(Exercise description) Reproduce every entry in the listing without alteration.

** start **

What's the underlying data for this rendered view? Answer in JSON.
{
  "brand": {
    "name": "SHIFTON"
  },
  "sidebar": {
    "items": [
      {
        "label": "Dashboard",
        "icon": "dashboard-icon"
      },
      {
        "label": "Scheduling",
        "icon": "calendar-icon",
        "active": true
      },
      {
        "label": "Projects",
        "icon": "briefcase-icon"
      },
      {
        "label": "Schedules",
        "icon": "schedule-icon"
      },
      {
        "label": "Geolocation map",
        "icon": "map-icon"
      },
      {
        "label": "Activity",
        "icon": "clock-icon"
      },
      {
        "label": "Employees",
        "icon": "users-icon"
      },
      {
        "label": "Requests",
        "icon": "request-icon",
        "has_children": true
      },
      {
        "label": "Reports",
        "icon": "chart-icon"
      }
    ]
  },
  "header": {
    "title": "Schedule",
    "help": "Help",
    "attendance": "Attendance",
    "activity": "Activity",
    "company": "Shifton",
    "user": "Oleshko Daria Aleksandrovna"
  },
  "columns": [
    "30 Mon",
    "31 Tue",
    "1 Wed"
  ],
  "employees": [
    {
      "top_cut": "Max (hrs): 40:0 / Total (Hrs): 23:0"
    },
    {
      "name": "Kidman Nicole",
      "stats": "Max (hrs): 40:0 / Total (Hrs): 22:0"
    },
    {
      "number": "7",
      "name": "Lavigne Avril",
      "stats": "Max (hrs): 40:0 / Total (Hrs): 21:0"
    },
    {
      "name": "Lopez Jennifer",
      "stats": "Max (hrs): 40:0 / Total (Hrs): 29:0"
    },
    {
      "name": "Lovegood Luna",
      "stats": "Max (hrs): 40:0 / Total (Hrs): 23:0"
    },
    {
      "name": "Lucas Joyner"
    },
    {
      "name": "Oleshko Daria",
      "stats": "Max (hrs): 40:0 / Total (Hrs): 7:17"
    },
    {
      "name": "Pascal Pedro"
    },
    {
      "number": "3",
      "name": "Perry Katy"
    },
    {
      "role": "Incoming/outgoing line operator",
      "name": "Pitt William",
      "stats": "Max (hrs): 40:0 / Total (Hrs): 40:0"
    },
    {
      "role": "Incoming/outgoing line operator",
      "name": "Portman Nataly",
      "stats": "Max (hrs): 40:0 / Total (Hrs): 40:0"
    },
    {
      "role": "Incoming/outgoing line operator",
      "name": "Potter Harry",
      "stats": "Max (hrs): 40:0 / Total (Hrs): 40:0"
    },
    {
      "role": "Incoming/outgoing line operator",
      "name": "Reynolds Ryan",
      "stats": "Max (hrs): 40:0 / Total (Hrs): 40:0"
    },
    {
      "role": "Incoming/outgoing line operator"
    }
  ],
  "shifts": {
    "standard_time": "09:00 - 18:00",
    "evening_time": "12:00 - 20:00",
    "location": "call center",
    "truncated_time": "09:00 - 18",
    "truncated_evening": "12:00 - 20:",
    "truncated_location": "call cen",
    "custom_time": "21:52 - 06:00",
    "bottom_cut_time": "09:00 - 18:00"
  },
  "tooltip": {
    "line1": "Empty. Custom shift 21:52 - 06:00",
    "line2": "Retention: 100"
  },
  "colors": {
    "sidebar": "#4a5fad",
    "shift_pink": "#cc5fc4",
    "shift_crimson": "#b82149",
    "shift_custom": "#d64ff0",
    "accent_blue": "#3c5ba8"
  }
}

** end **

(Solution to this task)
What's the underlying data for this rendered view? Answer in JSON.
{
  "brand": {
    "name": "SHIFTON"
  },
  "sidebar": {
    "items": [
      {
        "label": "Dashboard",
        "icon": "dashboard-icon"
      },
      {
        "label": "Scheduling",
        "icon": "calendar-icon",
        "active": true
      },
      {
        "label": "Projects",
        "icon": "briefcase-icon"
      },
      {
        "label": "Schedules",
        "icon": "schedule-icon"
      },
      {
        "label": "Geolocation map",
        "icon": "map-icon"
      },
      {
        "label": "Activity",
        "icon": "clock-icon"
      },
      {
        "label": "Employees",
        "icon": "users-icon"
      },
      {
        "label": "Requests",
        "icon": "request-icon",
        "has_children": true
      },
      {
        "label": "Reports",
        "icon": "chart-icon"
      }
    ]
  },
  "header": {
    "title": "Schedule",
    "help": "Help",
    "attendance": "Attendance",
    "activity": "Activity",
    "company": "Shifton",
    "user": "Oleshko Daria Aleksandrovna"
  },
  "columns": [
    "30 Mon",
    "31 Tue",
    "1 Wed"
  ],
  "employees": [
    {
      "top_cut": "Max (hrs): 40:0 / Total (Hrs): 23:0"
    },
    {
      "name": "Kidman Nicole",
      "stats": "Max (hrs): 40:0 / Total (Hrs): 22:0"
    },
    {
      "number": "7",
      "name": "Lavigne Avril",
      "stats": "Max (hrs): 40:0 / Total (Hrs): 21:0"
    },
    {
      "name": "Lopez Jennifer",
      "stats": "Max (hrs): 40:0 / Total (Hrs): 29:0"
    },
    {
      "name": "Lovegood Luna",
      "stats": "Max (hrs): 40:0 / Total (Hrs): 23:0"
    },
    {
      "name": "Lucas Joyner"
    },
    {
      "name": "Oleshko Daria",
      "stats": "Max (hrs): 40:0 / Total (Hrs): 7:17"
    },
    {
      "name": "Pascal Pedro"
    },
    {
      "number": "3",
      "name": "Perry Katy"
    },
    {
      "role": "Incoming/outgoing line operator",
      "name": "Pitt William",
      "stats": "Max (hrs): 40:0 / Total (Hrs): 40:0"
    },
    {
      "role": "Incoming/outgoing line operator",
      "name": "Portman Nataly",
      "stats": "Max (hrs): 40:0 / Total (Hrs): 40:0"
    },
    {
      "role": "Incoming/outgoing line operator",
      "name": "Potter Harry",
      "stats": "Max (hrs): 40:0 / Total (Hrs): 40:0"
    },
    {
      "role": "Incoming/outgoing line operator",
      "name": "Reynolds Ryan",
      "stats": "Max (hrs): 40:0 / Total (Hrs): 40:0"
    },
    {
      "role": "Incoming/outgoing line operator"
    }
  ],
  "shifts": {
    "standard_time": "09:00 - 18:00",
    "evening_time": "12:00 - 20:00",
    "location": "call center",
    "truncated_time": "09:00 - 18",
    "truncated_evening": "12:00 - 20:",
    "truncated_location": "call cen",
    "custom_time": "21:52 - 06:00",
    "bottom_cut_time": "09:00 - 18:00"
  },
  "tooltip": {
    "line1": "Empty. Custom shift 21:52 - 06:00",
    "line2": "Retention: 100"
  },
  "colors": {
    "sidebar": "#4a5fad",
    "shift_pink": "#cc5fc4",
    "shift_crimson": "#b82149",
    "shift_custom": "#d64ff0",
    "accent_blue": "#3c5ba8"
  }
}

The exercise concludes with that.